# Problem description
Check each line of the records below and collect those holding "object".

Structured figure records
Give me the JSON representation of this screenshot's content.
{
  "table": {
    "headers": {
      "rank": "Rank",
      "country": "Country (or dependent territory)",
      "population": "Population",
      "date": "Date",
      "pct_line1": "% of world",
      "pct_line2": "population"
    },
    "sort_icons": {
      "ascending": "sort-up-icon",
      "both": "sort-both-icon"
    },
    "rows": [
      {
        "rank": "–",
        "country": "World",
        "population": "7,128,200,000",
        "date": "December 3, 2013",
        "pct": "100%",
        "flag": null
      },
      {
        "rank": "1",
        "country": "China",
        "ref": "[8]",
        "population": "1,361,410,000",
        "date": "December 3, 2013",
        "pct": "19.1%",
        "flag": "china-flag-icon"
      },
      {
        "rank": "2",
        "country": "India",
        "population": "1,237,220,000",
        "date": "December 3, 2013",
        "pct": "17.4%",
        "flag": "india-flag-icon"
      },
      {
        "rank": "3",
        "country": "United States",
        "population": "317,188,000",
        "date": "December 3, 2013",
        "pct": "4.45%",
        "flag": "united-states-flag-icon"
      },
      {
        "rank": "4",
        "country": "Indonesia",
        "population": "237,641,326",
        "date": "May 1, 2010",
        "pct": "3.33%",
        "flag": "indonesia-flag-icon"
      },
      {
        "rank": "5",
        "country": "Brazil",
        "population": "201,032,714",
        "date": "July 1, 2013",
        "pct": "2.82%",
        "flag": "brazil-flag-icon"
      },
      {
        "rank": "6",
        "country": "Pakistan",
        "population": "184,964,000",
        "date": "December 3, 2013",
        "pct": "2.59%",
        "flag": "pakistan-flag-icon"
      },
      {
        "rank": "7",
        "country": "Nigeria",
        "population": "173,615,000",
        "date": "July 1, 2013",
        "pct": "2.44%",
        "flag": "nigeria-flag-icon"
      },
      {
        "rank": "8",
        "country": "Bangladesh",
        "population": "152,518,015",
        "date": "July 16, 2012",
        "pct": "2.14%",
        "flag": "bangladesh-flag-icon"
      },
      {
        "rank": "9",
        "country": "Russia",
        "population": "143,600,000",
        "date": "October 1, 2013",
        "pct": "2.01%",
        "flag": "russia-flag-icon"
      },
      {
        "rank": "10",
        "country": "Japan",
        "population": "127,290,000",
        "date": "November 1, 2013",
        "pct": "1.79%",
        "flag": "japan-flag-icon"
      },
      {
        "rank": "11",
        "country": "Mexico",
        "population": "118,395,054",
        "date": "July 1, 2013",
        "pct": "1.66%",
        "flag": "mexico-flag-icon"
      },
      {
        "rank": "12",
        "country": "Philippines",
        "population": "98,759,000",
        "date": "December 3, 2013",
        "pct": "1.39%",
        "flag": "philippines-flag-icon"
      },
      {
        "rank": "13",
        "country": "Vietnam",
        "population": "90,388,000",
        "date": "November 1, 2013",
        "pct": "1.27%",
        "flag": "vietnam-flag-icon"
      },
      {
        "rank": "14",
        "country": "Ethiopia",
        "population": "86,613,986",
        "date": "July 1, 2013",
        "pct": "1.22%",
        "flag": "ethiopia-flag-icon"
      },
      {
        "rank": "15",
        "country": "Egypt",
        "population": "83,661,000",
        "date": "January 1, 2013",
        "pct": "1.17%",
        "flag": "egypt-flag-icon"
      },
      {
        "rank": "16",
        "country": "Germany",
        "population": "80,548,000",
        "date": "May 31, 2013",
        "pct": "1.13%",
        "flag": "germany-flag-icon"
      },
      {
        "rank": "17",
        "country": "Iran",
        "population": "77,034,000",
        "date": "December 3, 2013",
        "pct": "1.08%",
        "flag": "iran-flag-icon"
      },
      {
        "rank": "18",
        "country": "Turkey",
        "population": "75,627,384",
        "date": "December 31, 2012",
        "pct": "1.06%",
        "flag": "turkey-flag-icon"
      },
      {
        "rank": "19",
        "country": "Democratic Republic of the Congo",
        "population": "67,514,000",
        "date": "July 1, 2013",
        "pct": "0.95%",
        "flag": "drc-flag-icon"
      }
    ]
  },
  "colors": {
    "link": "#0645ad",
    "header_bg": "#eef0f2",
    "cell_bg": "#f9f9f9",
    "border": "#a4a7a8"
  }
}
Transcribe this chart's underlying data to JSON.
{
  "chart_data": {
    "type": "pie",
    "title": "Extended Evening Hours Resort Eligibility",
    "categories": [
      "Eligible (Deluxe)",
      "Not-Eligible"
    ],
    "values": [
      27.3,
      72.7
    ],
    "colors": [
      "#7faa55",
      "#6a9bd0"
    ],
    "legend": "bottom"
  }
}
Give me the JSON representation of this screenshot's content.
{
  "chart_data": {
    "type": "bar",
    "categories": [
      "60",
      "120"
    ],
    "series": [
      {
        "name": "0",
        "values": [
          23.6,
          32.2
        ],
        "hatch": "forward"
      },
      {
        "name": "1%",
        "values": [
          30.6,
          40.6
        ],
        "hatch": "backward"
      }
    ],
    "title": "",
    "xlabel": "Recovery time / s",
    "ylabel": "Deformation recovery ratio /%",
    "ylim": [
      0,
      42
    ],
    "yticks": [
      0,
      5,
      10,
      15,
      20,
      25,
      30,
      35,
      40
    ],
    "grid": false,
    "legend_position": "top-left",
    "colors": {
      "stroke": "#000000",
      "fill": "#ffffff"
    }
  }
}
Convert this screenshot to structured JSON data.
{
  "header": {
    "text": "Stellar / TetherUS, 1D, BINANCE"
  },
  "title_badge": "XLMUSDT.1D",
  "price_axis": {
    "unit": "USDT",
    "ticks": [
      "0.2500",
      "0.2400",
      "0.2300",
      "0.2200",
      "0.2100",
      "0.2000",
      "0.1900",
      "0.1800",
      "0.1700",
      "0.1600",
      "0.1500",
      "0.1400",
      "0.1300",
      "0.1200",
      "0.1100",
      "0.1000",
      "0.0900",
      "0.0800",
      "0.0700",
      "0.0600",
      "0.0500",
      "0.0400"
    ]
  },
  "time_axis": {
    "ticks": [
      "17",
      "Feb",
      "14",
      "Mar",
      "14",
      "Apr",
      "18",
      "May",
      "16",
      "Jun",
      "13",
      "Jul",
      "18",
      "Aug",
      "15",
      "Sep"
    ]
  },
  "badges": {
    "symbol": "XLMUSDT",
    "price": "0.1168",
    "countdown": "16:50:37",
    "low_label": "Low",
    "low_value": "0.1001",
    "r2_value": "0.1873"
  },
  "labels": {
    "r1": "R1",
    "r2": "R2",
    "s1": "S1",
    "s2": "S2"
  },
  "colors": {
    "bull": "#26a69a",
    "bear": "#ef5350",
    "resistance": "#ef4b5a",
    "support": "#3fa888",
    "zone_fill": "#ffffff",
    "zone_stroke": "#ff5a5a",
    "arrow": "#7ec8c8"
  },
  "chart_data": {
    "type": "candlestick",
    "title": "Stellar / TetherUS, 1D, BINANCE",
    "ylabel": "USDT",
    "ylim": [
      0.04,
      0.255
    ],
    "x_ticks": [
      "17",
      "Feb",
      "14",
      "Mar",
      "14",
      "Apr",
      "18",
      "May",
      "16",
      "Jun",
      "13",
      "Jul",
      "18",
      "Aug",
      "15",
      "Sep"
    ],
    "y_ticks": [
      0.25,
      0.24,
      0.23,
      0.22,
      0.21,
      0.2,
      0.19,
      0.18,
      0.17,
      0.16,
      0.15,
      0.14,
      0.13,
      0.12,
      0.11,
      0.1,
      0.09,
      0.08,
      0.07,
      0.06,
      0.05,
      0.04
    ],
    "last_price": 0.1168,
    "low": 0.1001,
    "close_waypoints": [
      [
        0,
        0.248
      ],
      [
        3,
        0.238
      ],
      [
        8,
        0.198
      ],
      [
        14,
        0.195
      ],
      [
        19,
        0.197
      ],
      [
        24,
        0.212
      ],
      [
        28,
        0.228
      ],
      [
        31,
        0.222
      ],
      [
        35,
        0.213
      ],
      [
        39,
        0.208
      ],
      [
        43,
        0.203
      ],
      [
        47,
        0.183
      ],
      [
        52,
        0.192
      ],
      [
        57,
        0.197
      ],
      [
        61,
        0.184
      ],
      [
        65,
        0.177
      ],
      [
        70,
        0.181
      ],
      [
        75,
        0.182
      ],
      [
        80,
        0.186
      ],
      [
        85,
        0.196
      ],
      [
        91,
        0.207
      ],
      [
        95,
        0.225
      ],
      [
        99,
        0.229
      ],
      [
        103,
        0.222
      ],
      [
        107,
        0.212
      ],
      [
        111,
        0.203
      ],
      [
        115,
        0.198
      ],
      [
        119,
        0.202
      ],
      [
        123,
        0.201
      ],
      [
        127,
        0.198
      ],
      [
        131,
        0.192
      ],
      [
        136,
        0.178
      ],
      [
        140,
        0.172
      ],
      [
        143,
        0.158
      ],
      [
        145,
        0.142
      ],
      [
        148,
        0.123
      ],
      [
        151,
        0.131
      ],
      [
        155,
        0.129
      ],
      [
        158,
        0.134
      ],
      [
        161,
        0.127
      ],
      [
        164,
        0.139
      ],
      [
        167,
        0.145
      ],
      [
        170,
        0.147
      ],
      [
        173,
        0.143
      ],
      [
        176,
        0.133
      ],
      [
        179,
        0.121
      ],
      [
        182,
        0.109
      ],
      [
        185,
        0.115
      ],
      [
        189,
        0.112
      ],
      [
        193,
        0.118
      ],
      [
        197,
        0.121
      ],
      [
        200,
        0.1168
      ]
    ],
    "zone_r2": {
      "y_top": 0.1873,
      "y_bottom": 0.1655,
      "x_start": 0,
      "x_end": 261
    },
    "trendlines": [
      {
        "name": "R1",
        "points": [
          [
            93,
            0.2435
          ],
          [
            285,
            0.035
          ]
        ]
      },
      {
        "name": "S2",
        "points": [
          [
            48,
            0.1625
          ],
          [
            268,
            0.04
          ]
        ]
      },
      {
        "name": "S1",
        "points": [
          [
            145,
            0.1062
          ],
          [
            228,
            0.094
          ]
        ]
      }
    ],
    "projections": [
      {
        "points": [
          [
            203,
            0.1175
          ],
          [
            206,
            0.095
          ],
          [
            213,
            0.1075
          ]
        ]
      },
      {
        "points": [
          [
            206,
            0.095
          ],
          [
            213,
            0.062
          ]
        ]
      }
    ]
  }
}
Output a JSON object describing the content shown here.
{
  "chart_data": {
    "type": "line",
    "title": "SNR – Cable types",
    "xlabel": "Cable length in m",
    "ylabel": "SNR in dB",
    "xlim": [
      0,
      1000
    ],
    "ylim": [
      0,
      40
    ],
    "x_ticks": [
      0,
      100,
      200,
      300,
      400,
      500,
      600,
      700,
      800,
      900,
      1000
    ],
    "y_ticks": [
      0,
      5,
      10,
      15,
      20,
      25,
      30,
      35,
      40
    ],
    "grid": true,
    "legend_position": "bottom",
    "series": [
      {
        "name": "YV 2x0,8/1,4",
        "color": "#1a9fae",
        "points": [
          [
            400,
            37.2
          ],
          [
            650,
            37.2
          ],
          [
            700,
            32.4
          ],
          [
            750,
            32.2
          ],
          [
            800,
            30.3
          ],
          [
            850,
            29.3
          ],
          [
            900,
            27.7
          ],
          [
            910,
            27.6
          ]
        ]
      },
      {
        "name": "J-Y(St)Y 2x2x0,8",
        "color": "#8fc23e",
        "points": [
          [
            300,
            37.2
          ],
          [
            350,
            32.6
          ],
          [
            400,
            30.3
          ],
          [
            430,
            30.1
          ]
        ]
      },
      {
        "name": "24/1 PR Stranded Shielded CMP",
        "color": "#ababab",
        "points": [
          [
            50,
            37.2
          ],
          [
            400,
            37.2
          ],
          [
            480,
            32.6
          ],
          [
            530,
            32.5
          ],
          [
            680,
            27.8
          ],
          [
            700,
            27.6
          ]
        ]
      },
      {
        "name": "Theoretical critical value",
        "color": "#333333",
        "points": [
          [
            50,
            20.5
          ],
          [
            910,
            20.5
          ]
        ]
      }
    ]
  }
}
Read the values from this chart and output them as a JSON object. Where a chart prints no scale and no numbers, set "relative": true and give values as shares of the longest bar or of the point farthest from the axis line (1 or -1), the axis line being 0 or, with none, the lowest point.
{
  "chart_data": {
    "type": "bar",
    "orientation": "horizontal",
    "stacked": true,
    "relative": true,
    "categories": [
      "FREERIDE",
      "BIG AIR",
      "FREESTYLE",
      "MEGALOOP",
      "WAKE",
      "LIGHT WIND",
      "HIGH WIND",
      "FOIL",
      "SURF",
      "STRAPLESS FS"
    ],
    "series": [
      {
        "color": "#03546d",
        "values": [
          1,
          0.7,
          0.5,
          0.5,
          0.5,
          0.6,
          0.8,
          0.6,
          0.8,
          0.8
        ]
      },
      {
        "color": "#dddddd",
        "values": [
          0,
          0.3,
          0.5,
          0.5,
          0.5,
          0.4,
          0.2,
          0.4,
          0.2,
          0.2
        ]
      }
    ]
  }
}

# Solved problem
Output a JSON object describing the content shown here.
Read the values from this chart and output them as a JSON object. Where a chart prints no scale and no numbers, set "relative": true and give values as shares of the longest bar or of the point farthest from the axis line (1 or -1), the axis line being 0 or, with none, the lowest point.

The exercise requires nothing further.